BEGIN MATERIAL FOR THE TASK

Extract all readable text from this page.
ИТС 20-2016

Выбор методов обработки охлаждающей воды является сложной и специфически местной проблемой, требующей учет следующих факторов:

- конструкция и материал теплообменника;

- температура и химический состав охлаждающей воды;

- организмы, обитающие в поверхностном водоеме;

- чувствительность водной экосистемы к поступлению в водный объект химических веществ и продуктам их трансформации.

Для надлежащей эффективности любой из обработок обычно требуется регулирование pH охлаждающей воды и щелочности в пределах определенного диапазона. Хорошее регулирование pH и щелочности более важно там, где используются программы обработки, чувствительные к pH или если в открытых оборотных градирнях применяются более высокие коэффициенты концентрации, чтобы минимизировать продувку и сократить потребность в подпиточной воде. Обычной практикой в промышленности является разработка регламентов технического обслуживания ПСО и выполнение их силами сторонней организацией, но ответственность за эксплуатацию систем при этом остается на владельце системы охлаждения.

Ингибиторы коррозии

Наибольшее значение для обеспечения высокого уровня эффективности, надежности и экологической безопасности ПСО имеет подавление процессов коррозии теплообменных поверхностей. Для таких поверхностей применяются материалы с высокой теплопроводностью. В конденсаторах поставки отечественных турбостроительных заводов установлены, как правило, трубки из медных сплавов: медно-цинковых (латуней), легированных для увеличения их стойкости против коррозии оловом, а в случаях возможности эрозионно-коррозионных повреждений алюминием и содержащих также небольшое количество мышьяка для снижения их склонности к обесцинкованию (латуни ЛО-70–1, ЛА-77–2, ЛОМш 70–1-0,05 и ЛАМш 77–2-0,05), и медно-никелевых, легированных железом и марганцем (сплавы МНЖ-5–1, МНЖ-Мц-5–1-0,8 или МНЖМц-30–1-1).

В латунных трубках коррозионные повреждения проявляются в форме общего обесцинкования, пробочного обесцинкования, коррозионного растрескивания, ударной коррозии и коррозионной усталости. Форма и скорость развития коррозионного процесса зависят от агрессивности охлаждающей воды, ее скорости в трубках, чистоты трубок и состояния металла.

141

END MATERIAL FOR THE TASK

▶ _DIRECTION_
All of the material must be reproduced exactly.

▶ _TASK SOLUTION_
Extract all readable text from this page.
ИТС 20-2016

Выбор методов обработки охлаждающей воды является сложной и специфически местной проблемой, требующей учет следующих факторов:

- конструкция и материал теплообменника;

- температура и химический состав охлаждающей воды;

- организмы, обитающие в поверхностном водоеме;

- чувствительность водной экосистемы к поступлению в водный объект химических веществ и продуктам их трансформации.

Для надлежащей эффективности любой из обработок обычно требуется регулирование pH охлаждающей воды и щелочности в пределах определенного диапазона. Хорошее регулирование pH и щелочности более важно там, где используются программы обработки, чувствительные к pH или если в открытых оборотных градирнях применяются более высокие коэффициенты концентрации, чтобы минимизировать продувку и сократить потребность в подпиточной воде. Обычной практикой в промышленности является разработка регламентов технического обслуживания ПСО и выполнение их силами сторонней организацией, но ответственность за эксплуатацию систем при этом остается на владельце системы охлаждения.

Ингибиторы коррозии

Наибольшее значение для обеспечения высокого уровня эффективности, надежности и экологической безопасности ПСО имеет подавление процессов коррозии теплообменных поверхностей. Для таких поверхностей применяются материалы с высокой теплопроводностью. В конденсаторах поставки отечественных турбостроительных заводов установлены, как правило, трубки из медных сплавов: медно-цинковых (латуней), легированных для увеличения их стойкости против коррозии оловом, а в случаях возможности эрозионно-коррозионных повреждений алюминием и содержащих также небольшое количество мышьяка для снижения их склонности к обесцинкованию (латуни ЛО-70–1, ЛА-77–2, ЛОМш 70–1-0,05 и ЛАМш 77–2-0,05), и медно-никелевых, легированных железом и марганцем (сплавы МНЖ-5–1, МНЖ-Мц-5–1-0,8 или МНЖМц-30–1-1).

В латунных трубках коррозионные повреждения проявляются в форме общего обесцинкования, пробочного обесцинкования, коррозионного растрескивания, ударной коррозии и коррозионной усталости. Форма и скорость развития коррозионного процесса зависят от агрессивности охлаждающей воды, ее скорости в трубках, чистоты трубок и состояния металла.

141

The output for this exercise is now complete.